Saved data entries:
-- Begin --

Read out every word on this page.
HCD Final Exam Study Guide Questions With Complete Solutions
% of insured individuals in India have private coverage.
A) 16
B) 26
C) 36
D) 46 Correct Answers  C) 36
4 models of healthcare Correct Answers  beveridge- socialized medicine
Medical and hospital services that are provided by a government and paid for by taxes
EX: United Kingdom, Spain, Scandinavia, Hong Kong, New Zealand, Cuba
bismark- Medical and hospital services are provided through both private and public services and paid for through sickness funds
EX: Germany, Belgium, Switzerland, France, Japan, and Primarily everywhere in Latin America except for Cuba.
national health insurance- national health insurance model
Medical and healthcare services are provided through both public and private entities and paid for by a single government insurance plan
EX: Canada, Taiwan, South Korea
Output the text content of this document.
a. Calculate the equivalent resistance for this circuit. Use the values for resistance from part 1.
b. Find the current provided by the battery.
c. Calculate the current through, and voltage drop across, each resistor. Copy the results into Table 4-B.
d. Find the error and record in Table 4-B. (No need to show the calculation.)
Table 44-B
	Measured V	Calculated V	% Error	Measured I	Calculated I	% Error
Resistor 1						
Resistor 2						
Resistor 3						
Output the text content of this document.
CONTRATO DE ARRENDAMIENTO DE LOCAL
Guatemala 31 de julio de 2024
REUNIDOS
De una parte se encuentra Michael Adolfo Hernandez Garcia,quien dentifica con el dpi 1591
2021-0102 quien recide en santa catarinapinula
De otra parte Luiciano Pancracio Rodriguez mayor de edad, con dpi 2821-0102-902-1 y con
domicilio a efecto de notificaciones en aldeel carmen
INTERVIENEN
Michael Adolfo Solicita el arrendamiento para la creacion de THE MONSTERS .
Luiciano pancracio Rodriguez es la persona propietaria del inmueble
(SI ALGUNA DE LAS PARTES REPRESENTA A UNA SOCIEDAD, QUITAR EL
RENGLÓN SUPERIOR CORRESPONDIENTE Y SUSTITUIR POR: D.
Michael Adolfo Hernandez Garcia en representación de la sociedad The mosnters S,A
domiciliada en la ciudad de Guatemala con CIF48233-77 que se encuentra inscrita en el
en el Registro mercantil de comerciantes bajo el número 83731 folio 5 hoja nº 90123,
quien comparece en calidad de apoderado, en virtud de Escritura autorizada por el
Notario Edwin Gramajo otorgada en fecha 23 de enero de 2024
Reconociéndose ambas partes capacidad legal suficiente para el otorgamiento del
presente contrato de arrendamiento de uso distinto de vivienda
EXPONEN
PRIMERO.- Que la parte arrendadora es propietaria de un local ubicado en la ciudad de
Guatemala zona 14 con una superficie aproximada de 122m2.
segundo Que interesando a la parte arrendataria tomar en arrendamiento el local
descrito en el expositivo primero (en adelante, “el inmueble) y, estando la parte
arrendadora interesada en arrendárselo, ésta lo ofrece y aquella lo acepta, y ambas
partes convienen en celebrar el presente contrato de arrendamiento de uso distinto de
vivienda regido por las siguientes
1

-- End --

* [Your instructions] From the first line to the last, retype the data exactly.

* [Expected answer]
Read out every word on this page.
HCD Final Exam Study Guide Questions With Complete Solutions
% of insured individuals in India have private coverage.
A) 16
B) 26
C) 36
D) 46 Correct Answers  C) 36
4 models of healthcare Correct Answers  beveridge- socialized medicine
Medical and hospital services that are provided by a government and paid for by taxes
EX: United Kingdom, Spain, Scandinavia, Hong Kong, New Zealand, Cuba
bismark- Medical and hospital services are provided through both private and public services and paid for through sickness funds
EX: Germany, Belgium, Switzerland, France, Japan, and Primarily everywhere in Latin America except for Cuba.
national health insurance- national health insurance model
Medical and healthcare services are provided through both public and private entities and paid for by a single government insurance plan
EX: Canada, Taiwan, South Korea
Output the text content of this document.
a. Calculate the equivalent resistance for this circuit. Use the values for resistance from part 1.
b. Find the current provided by the battery.
c. Calculate the current through, and voltage drop across, each resistor. Copy the results into Table 4-B.
d. Find the error and record in Table 4-B. (No need to show the calculation.)
Table 44-B
	Measured V	Calculated V	% Error	Measured I	Calculated I	% Error
Resistor 1						
Resistor 2						
Resistor 3						
Output the text content of this document.
CONTRATO DE ARRENDAMIENTO DE LOCAL
Guatemala 31 de julio de 2024
REUNIDOS
De una parte se encuentra Michael Adolfo Hernandez Garcia,quien dentifica con el dpi 1591
2021-0102 quien recide en santa catarinapinula
De otra parte Luiciano Pancracio Rodriguez mayor de edad, con dpi 2821-0102-902-1 y con
domicilio a efecto de notificaciones en aldeel carmen
INTERVIENEN
Michael Adolfo Solicita el arrendamiento para la creacion de THE MONSTERS .
Luiciano pancracio Rodriguez es la persona propietaria del inmueble
(SI ALGUNA DE LAS PARTES REPRESENTA A UNA SOCIEDAD, QUITAR EL
RENGLÓN SUPERIOR CORRESPONDIENTE Y SUSTITUIR POR: D.
Michael Adolfo Hernandez Garcia en representación de la sociedad The mosnters S,A
domiciliada en la ciudad de Guatemala con CIF48233-77 que se encuentra inscrita en el
en el Registro mercantil de comerciantes bajo el número 83731 folio 5 hoja nº 90123,
quien comparece en calidad de apoderado, en virtud de Escritura autorizada por el
Notario Edwin Gramajo otorgada en fecha 23 de enero de 2024
Reconociéndose ambas partes capacidad legal suficiente para el otorgamiento del
presente contrato de arrendamiento de uso distinto de vivienda
EXPONEN
PRIMERO.- Que la parte arrendadora es propietaria de un local ubicado en la ciudad de
Guatemala zona 14 con una superficie aproximada de 122m2.
segundo Que interesando a la parte arrendataria tomar en arrendamiento el local
descrito en el expositivo primero (en adelante, “el inmueble) y, estando la parte
arrendadora interesada en arrendárselo, ésta lo ofrece y aquella lo acepta, y ambas
partes convienen en celebrar el presente contrato de arrendamiento de uso distinto de
vivienda regido por las siguientes
1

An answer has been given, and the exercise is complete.